--- begin ---

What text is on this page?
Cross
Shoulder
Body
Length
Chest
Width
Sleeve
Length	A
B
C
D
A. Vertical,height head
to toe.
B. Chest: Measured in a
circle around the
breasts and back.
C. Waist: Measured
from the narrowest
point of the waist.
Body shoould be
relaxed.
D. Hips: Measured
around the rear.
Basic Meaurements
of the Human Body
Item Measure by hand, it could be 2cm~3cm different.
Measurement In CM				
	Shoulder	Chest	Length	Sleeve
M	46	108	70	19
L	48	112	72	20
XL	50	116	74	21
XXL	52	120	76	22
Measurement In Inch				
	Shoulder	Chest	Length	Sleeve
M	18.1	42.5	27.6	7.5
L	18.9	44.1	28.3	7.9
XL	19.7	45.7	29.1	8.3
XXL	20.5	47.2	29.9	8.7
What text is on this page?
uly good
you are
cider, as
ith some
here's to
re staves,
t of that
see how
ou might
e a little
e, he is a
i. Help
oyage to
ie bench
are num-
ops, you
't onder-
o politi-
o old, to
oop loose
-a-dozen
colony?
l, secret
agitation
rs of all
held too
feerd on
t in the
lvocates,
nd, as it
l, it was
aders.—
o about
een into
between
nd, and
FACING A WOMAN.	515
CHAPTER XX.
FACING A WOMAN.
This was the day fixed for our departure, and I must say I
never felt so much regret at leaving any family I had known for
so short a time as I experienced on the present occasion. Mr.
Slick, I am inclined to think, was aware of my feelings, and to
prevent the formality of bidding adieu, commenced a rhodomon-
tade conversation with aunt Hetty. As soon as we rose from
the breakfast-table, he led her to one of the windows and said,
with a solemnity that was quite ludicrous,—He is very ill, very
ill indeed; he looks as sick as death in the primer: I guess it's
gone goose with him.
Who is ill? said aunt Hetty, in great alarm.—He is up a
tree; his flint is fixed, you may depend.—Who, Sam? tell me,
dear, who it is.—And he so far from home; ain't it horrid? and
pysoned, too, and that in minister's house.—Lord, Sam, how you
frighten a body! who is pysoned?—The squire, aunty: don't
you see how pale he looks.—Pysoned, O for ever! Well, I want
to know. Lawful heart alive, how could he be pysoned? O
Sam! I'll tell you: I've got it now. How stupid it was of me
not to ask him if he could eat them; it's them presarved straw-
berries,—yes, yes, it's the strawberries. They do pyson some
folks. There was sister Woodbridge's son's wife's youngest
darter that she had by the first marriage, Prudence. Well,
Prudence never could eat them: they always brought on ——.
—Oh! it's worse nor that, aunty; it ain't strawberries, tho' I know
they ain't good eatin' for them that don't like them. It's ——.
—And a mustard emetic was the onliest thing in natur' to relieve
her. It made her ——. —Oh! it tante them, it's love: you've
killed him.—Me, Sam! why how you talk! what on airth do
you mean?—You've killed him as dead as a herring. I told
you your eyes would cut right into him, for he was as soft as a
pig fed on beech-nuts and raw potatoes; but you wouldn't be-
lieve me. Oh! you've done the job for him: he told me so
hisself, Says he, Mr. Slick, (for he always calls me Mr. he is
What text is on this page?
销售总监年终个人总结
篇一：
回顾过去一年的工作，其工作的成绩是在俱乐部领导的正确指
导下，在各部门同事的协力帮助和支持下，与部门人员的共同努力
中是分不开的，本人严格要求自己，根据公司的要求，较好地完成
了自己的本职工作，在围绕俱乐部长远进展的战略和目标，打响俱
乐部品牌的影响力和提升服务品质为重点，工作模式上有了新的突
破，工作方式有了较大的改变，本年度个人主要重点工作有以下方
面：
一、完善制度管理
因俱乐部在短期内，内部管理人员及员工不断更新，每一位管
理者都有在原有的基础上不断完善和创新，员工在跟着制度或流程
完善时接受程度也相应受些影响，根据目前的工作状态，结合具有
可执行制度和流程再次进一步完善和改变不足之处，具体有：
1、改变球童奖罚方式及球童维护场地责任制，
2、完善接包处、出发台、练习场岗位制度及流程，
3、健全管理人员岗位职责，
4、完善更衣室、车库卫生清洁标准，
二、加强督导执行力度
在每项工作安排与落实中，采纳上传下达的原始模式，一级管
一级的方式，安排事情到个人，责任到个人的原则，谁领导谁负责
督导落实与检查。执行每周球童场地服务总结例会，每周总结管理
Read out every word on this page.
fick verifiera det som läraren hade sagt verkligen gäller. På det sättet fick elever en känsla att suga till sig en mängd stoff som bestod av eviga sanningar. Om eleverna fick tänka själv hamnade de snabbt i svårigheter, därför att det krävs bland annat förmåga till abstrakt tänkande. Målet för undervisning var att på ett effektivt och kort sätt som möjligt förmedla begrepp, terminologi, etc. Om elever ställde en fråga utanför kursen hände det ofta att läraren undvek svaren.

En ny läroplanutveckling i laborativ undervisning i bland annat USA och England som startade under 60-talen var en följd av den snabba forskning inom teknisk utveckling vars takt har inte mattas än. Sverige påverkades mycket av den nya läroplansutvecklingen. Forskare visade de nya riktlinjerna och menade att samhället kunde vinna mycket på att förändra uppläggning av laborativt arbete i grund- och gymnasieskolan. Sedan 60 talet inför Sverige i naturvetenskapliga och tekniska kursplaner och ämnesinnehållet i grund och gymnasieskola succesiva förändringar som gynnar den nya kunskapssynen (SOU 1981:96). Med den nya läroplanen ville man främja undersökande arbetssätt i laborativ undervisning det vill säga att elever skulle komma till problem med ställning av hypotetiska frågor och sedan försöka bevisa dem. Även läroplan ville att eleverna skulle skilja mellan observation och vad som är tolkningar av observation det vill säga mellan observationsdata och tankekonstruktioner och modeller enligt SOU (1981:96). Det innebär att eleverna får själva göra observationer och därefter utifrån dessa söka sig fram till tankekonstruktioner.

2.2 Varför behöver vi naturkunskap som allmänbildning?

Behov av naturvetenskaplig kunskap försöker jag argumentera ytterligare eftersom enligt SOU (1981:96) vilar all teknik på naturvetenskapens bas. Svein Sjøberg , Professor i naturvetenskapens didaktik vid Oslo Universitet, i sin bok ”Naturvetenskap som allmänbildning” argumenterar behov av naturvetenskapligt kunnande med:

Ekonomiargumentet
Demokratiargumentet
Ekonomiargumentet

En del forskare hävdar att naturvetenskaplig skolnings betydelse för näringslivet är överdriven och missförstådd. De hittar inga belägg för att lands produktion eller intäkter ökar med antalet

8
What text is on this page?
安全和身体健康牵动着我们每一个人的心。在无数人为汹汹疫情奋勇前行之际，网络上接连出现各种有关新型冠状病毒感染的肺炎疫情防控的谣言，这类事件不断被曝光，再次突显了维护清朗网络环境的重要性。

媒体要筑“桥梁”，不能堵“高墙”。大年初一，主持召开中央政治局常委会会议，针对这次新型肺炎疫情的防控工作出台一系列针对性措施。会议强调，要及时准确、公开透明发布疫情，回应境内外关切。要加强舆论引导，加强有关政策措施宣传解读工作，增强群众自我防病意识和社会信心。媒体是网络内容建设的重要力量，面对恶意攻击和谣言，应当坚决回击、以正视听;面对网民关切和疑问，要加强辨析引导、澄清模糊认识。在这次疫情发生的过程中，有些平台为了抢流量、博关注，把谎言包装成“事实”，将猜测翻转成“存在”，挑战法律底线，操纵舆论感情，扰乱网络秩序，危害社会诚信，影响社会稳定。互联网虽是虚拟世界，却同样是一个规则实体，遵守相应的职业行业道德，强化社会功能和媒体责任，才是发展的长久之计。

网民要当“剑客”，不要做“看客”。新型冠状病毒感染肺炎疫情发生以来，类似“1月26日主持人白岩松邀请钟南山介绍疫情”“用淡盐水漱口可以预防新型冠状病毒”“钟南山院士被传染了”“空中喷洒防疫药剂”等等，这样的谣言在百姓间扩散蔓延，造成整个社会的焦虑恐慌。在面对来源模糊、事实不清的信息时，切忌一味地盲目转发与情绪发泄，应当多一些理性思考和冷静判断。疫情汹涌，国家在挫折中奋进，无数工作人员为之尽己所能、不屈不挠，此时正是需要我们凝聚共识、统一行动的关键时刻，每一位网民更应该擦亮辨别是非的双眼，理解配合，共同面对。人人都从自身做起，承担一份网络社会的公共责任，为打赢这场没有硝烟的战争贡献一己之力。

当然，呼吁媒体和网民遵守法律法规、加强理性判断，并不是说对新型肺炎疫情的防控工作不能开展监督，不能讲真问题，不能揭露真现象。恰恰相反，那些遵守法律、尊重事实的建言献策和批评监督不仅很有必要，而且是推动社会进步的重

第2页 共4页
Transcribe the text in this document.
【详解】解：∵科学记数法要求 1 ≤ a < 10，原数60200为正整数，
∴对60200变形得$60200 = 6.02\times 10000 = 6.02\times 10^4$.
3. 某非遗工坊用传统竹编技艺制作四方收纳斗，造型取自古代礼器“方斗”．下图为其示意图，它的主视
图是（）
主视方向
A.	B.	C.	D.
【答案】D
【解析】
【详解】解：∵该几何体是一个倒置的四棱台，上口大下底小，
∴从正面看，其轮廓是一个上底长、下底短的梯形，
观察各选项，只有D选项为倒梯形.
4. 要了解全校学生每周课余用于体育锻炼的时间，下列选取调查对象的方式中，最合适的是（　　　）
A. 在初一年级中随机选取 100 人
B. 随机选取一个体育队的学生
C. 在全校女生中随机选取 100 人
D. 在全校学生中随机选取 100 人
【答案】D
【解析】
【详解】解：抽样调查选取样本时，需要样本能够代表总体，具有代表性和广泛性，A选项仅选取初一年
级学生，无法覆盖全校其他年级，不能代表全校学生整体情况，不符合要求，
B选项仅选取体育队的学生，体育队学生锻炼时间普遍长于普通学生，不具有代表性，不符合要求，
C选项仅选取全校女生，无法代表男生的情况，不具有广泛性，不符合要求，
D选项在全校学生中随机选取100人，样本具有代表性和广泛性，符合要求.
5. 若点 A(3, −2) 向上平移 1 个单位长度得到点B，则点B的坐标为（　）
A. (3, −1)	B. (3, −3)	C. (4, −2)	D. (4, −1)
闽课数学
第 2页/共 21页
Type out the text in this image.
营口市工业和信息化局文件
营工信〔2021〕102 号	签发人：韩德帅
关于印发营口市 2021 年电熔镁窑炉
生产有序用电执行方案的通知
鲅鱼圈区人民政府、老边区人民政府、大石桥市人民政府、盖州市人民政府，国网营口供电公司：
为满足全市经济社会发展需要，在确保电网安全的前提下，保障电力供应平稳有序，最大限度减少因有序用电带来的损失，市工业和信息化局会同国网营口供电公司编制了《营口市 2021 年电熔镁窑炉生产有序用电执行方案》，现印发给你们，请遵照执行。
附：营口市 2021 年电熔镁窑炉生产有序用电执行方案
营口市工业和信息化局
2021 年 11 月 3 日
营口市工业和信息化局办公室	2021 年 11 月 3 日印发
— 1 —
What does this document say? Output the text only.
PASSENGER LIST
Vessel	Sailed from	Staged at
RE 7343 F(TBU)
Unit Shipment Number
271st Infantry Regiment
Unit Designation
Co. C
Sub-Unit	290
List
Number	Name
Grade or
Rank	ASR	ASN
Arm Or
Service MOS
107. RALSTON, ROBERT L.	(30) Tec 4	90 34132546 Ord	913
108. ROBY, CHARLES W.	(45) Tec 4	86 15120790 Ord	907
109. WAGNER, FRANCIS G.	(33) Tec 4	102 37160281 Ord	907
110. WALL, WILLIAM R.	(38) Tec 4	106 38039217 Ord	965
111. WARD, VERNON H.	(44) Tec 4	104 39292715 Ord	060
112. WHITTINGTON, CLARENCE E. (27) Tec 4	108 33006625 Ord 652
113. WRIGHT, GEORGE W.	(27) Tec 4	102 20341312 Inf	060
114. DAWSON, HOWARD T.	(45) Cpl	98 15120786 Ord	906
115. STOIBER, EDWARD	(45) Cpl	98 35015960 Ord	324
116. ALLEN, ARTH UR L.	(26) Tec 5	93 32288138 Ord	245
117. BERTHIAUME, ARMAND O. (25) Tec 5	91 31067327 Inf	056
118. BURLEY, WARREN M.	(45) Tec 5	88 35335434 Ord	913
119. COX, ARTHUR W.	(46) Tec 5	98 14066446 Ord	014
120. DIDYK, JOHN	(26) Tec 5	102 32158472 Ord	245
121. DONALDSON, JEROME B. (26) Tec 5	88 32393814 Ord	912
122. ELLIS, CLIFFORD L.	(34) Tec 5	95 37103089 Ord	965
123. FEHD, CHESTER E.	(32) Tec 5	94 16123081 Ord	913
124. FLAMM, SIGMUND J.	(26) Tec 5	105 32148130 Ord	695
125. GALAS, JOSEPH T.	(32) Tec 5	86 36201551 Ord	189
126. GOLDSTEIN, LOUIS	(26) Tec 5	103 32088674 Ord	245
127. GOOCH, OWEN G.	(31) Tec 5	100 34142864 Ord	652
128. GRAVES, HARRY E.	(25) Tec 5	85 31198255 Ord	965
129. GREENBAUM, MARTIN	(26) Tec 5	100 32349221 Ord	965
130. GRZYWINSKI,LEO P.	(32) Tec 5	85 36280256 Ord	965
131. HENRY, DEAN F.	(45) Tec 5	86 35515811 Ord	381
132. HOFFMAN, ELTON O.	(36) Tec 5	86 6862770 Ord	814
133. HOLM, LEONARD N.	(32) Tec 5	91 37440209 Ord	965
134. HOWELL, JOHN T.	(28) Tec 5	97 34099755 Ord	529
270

--- end ---

**Description of the task:** List all lines holding the string "年电熔镁窑炉生产有序用电执行方案".

**Exercise answer:**
为满足全市经济社会发展需要，在确保电网安全的前提下，保障电力供应平稳有序，最大限度减少因有序用电带来的损失，市工业和信息化局会同国网营口供电公司编制了《营口市 2021 年电熔镁窑炉生产有序用电执行方案》，现印发给你们，请遵照执行。
附：营口市 2021 年电熔镁窑炉生产有序用电执行方案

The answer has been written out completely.